::: READING TEXT

Crowdsourcing Cookbook Research (in other words: Help!)

Alex again here, with exciting news: I’m going to Mexico City! Soon!

I haven’t visited my paternal grandmother (Bobe) and the rest of my family in Mexico for over a year, and I’m due. While down there, I want to take some pictures and ask Bobe questions about her life, as I always do when I see her.

The problem: I feel like I’m out of questions.

You know when you think about something or work on it for so long that it gets blurry and you can’t see it anymore? That’s how I feel about the interviews I’ve done with my grandmother. I know there are a million more interesting things I could ask, and just as many things she could tell me. I just don’t know what those things are.

So, I have a question I’d like to ask you:

Food is part of all our identities, whether we grew up eating tacos, gefilte fish, tofu or kale. If you could turn back time and ask a grandparent about the food in his or her life, what would you ask? 

Or really, if there’s anything you’d want to ask your grandparents, feel free to share that as well. My siblings and I are lucky to have 3 grandparents living and there’s always more we could be learning from them.

Thanks!

Bobe in L.A., shredding chicken

14 responses

  1. what smell would remind you of your mother or grandmother’s kitchen? what are the tastes that most invoke those memories? i cant take credit for those…… but i thought they were pretty good. any time we can evoke a feeling of an experience another person has we somehow get to experience it as well through the retelling of their story. well, i guess that’s the whole idea of passover…. maybe ask more about jewish holiday food?

::::::

» **EXERCISE INSTRUCTIONS**:
A - Answer from the blog post:
(i) What city is Alex going to?
(ii) How long has it been since Alex visited the family in Mexico?
(iii) How many living grandparents do Alex and the siblings have?
B - Summarize the blog post in two sentences.
C - Using the blog post, say whether each statement is true, and quote the words that decide it.
(i) Alex visited Bobe within the past six months.
(ii) Alex has siblings.
(iii) One reply suggests asking about Jewish holiday food.
The material that comes next has no connection to the blog post.

::: EXTRACTED MATERIAL

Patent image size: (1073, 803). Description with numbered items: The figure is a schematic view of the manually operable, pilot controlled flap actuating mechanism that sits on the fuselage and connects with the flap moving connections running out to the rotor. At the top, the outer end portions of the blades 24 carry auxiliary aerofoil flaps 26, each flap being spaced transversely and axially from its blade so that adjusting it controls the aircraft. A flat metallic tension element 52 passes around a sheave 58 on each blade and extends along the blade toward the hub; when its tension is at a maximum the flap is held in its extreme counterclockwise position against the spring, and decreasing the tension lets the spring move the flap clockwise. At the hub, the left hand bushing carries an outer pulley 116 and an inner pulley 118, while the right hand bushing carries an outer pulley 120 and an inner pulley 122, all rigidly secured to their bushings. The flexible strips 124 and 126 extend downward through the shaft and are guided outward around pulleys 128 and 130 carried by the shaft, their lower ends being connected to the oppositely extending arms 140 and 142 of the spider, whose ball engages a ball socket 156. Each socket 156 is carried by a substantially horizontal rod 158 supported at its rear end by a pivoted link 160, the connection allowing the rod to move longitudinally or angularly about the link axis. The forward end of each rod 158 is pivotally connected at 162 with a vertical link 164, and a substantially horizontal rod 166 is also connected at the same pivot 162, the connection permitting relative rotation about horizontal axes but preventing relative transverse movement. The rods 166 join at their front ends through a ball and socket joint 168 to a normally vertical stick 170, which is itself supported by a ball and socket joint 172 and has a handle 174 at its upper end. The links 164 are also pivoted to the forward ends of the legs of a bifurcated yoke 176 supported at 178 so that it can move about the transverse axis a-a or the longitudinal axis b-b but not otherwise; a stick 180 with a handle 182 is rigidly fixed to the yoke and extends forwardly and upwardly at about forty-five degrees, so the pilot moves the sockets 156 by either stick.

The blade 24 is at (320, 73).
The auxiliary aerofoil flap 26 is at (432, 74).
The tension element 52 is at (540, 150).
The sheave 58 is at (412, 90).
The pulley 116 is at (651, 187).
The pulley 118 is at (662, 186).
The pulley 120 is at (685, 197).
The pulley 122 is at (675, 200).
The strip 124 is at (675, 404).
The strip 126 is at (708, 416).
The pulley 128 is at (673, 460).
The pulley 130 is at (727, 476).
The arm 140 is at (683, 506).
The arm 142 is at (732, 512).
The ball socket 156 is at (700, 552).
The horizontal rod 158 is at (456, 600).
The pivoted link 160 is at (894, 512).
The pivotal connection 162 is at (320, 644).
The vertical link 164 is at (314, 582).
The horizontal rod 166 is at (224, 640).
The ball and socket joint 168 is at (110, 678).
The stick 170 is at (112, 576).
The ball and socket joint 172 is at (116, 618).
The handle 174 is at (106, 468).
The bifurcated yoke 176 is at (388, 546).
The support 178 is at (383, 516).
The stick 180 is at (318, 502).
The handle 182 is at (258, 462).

::::::

» **REPLIES**:
A -
(i) Mexico City
(ii) Over a year
(iii) 3

B - Alex is going to Mexico City to visit Bobe, a paternal grandmother, and wants to ask her questions about her life but feels out of questions. Alex asks readers what they would ask a grandparent about the food in his or her life, and one reply suggests asking about smells, tastes and Jewish holiday food.

C -
(i) No: "I haven’t visited my paternal grandmother (Bobe) and the rest of my family in Mexico for over a year"
(ii) Yes: "My siblings and I are lucky to have 3 grandparents living"
(iii) Yes: "maybe ask more about jewish holiday food?"